◆ Goal: Extract every entry word for word.

## begin

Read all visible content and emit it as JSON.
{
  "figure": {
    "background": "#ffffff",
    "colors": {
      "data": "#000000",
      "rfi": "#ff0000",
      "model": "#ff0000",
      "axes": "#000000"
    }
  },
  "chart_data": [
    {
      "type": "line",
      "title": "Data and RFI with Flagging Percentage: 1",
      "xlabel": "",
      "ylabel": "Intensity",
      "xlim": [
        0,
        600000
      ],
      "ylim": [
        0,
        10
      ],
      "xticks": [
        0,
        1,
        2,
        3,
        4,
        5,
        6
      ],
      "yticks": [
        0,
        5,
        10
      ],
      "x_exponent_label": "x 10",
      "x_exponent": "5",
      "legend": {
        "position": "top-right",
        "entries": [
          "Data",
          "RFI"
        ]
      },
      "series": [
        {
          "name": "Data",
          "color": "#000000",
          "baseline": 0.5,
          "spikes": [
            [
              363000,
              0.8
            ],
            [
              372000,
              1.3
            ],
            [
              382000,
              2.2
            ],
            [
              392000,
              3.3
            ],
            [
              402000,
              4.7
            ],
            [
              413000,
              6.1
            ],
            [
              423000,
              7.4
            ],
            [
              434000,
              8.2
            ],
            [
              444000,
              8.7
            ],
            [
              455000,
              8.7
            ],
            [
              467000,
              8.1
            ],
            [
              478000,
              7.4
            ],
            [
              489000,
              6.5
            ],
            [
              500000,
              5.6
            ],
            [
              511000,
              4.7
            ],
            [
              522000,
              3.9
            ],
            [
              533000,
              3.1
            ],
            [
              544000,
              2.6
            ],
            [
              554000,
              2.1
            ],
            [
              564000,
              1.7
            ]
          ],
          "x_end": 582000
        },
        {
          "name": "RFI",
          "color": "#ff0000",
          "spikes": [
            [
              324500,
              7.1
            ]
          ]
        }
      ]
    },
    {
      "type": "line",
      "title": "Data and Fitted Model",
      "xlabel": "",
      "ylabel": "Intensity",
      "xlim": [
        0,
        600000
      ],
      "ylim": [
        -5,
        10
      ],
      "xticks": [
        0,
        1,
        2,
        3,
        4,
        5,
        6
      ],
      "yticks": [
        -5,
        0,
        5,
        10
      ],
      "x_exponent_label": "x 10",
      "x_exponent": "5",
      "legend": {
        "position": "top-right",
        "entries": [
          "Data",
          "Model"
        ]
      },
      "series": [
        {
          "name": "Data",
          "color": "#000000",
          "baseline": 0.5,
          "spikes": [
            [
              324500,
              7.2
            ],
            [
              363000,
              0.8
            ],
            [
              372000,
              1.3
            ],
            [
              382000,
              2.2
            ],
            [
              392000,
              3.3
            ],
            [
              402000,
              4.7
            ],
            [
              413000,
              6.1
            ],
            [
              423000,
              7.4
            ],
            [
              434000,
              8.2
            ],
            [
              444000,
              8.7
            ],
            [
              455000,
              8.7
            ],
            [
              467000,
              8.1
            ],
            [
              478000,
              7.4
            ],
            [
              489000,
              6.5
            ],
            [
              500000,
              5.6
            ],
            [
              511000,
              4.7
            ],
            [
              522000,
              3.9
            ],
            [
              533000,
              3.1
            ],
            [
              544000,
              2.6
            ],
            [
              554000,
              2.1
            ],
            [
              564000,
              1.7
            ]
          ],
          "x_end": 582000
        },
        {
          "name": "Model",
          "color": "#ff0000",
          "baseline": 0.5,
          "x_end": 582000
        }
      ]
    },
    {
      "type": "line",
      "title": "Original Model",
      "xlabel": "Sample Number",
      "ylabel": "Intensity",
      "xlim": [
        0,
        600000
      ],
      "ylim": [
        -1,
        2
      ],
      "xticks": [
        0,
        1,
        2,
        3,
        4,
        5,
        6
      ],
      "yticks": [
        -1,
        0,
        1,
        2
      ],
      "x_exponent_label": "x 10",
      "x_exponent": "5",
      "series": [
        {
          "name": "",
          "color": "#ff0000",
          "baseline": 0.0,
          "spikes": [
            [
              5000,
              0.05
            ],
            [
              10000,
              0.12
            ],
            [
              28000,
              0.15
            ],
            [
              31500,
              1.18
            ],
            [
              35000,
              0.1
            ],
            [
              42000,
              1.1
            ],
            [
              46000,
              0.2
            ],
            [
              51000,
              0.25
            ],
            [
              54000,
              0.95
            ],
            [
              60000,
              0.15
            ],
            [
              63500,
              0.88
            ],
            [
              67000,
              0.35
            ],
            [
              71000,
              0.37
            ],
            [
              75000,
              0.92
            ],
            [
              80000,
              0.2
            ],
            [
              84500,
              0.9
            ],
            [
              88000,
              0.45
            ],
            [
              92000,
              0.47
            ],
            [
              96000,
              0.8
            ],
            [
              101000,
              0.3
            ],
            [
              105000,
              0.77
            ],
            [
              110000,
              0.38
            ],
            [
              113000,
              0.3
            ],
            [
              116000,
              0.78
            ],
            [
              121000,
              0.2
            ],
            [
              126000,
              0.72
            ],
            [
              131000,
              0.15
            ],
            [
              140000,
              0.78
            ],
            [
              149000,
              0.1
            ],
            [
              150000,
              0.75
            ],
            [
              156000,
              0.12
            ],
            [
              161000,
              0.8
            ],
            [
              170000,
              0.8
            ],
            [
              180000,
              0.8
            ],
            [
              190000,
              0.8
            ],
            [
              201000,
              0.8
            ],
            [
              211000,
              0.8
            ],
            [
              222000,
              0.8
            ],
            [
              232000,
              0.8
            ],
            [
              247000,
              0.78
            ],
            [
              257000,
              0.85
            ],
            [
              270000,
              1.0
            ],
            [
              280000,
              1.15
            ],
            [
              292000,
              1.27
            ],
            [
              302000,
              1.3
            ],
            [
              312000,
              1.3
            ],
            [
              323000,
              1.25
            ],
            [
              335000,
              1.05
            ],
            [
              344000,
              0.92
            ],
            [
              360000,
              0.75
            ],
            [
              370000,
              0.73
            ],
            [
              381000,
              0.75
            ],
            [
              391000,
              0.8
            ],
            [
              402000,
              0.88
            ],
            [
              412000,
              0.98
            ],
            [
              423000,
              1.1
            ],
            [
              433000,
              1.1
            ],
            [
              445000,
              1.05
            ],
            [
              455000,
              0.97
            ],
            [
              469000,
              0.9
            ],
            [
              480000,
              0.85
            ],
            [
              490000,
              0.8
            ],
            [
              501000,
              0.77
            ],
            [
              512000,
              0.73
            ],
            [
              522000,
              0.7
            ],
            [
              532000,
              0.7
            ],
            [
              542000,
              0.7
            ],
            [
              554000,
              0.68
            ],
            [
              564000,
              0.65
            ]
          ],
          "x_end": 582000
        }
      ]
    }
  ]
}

## end

◆ Written answer:
Read all visible content and emit it as JSON.
{
  "figure": {
    "background": "#ffffff",
    "colors": {
      "data": "#000000",
      "rfi": "#ff0000",
      "model": "#ff0000",
      "axes": "#000000"
    }
  },
  "chart_data": [
    {
      "type": "line",
      "title": "Data and RFI with Flagging Percentage: 1",
      "xlabel": "",
      "ylabel": "Intensity",
      "xlim": [
        0,
        600000
      ],
      "ylim": [
        0,
        10
      ],
      "xticks": [
        0,
        1,
        2,
        3,
        4,
        5,
        6
      ],
      "yticks": [
        0,
        5,
        10
      ],
      "x_exponent_label": "x 10",
      "x_exponent": "5",
      "legend": {
        "position": "top-right",
        "entries": [
          "Data",
          "RFI"
        ]
      },
      "series": [
        {
          "name": "Data",
          "color": "#000000",
          "baseline": 0.5,
          "spikes": [
            [
              363000,
              0.8
            ],
            [
              372000,
              1.3
            ],
            [
              382000,
              2.2
            ],
            [
              392000,
              3.3
            ],
            [
              402000,
              4.7
            ],
            [
              413000,
              6.1
            ],
            [
              423000,
              7.4
            ],
            [
              434000,
              8.2
            ],
            [
              444000,
              8.7
            ],
            [
              455000,
              8.7
            ],
            [
              467000,
              8.1
            ],
            [
              478000,
              7.4
            ],
            [
              489000,
              6.5
            ],
            [
              500000,
              5.6
            ],
            [
              511000,
              4.7
            ],
            [
              522000,
              3.9
            ],
            [
              533000,
              3.1
            ],
            [
              544000,
              2.6
            ],
            [
              554000,
              2.1
            ],
            [
              564000,
              1.7
            ]
          ],
          "x_end": 582000
        },
        {
          "name": "RFI",
          "color": "#ff0000",
          "spikes": [
            [
              324500,
              7.1
            ]
          ]
        }
      ]
    },
    {
      "type": "line",
      "title": "Data and Fitted Model",
      "xlabel": "",
      "ylabel": "Intensity",
      "xlim": [
        0,
        600000
      ],
      "ylim": [
        -5,
        10
      ],
      "xticks": [
        0,
        1,
        2,
        3,
        4,
        5,
        6
      ],
      "yticks": [
        -5,
        0,
        5,
        10
      ],
      "x_exponent_label": "x 10",
      "x_exponent": "5",
      "legend": {
        "position": "top-right",
        "entries": [
          "Data",
          "Model"
        ]
      },
      "series": [
        {
          "name": "Data",
          "color": "#000000",
          "baseline": 0.5,
          "spikes": [
            [
              324500,
              7.2
            ],
            [
              363000,
              0.8
            ],
            [
              372000,
              1.3
            ],
            [
              382000,
              2.2
            ],
            [
              392000,
              3.3
            ],
            [
              402000,
              4.7
            ],
            [
              413000,
              6.1
            ],
            [
              423000,
              7.4
            ],
            [
              434000,
              8.2
            ],
            [
              444000,
              8.7
            ],
            [
              455000,
              8.7
            ],
            [
              467000,
              8.1
            ],
            [
              478000,
              7.4
            ],
            [
              489000,
              6.5
            ],
            [
              500000,
              5.6
            ],
            [
              511000,
              4.7
            ],
            [
              522000,
              3.9
            ],
            [
              533000,
              3.1
            ],
            [
              544000,
              2.6
            ],
            [
              554000,
              2.1
            ],
            [
              564000,
              1.7
            ]
          ],
          "x_end": 582000
        },
        {
          "name": "Model",
          "color": "#ff0000",
          "baseline": 0.5,
          "x_end": 582000
        }
      ]
    },
    {
      "type": "line",
      "title": "Original Model",
      "xlabel": "Sample Number",
      "ylabel": "Intensity",
      "xlim": [
        0,
        600000
      ],
      "ylim": [
        -1,
        2
      ],
      "xticks": [
        0,
        1,
        2,
        3,
        4,
        5,
        6
      ],
      "yticks": [
        -1,
        0,
        1,
        2
      ],
      "x_exponent_label": "x 10",
      "x_exponent": "5",
      "series": [
        {
          "name": "",
          "color": "#ff0000",
          "baseline": 0.0,
          "spikes": [
            [
              5000,
              0.05
            ],
            [
              10000,
              0.12
            ],
            [
              28000,
              0.15
            ],
            [
              31500,
              1.18
            ],
            [
              35000,
              0.1
            ],
            [
              42000,
              1.1
            ],
            [
              46000,
              0.2
            ],
            [
              51000,
              0.25
            ],
            [
              54000,
              0.95
            ],
            [
              60000,
              0.15
            ],
            [
              63500,
              0.88
            ],
            [
              67000,
              0.35
            ],
            [
              71000,
              0.37
            ],
            [
              75000,
              0.92
            ],
            [
              80000,
              0.2
            ],
            [
              84500,
              0.9
            ],
            [
              88000,
              0.45
            ],
            [
              92000,
              0.47
            ],
            [
              96000,
              0.8
            ],
            [
              101000,
              0.3
            ],
            [
              105000,
              0.77
            ],
            [
              110000,
              0.38
            ],
            [
              113000,
              0.3
            ],
            [
              116000,
              0.78
            ],
            [
              121000,
              0.2
            ],
            [
              126000,
              0.72
            ],
            [
              131000,
              0.15
            ],
            [
              140000,
              0.78
            ],
            [
              149000,
              0.1
            ],
            [
              150000,
              0.75
            ],
            [
              156000,
              0.12
            ],
            [
              161000,
              0.8
            ],
            [
              170000,
              0.8
            ],
            [
              180000,
              0.8
            ],
            [
              190000,
              0.8
            ],
            [
              201000,
              0.8
            ],
            [
              211000,
              0.8
            ],
            [
              222000,
              0.8
            ],
            [
              232000,
              0.8
            ],
            [
              247000,
              0.78
            ],
            [
              257000,
              0.85
            ],
            [
              270000,
              1.0
            ],
            [
              280000,
              1.15
            ],
            [
              292000,
              1.27
            ],
            [
              302000,
              1.3
            ],
            [
              312000,
              1.3
            ],
            [
              323000,
              1.25
            ],
            [
              335000,
              1.05
            ],
            [
              344000,
              0.92
            ],
            [
              360000,
              0.75
            ],
            [
              370000,
              0.73
            ],
            [
              381000,
              0.75
            ],
            [
              391000,
              0.8
            ],
            [
              402000,
              0.88
            ],
            [
              412000,
              0.98
            ],
            [
              423000,
              1.1
            ],
            [
              433000,
              1.1
            ],
            [
              445000,
              1.05
            ],
            [
              455000,
              0.97
            ],
            [
              469000,
              0.9
            ],
            [
              480000,
              0.85
            ],
            [
              490000,
              0.8
            ],
            [
              501000,
              0.77
            ],
            [
              512000,
              0.73
            ],
            [
              522000,
              0.7
            ],
            [
              532000,
              0.7
            ],
            [
              542000,
              0.7
            ],
            [
              554000,
              0.68
            ],
            [
              564000,
              0.65
            ]
          ],
          "x_end": 582000
        }
      ]
    }
  ]
}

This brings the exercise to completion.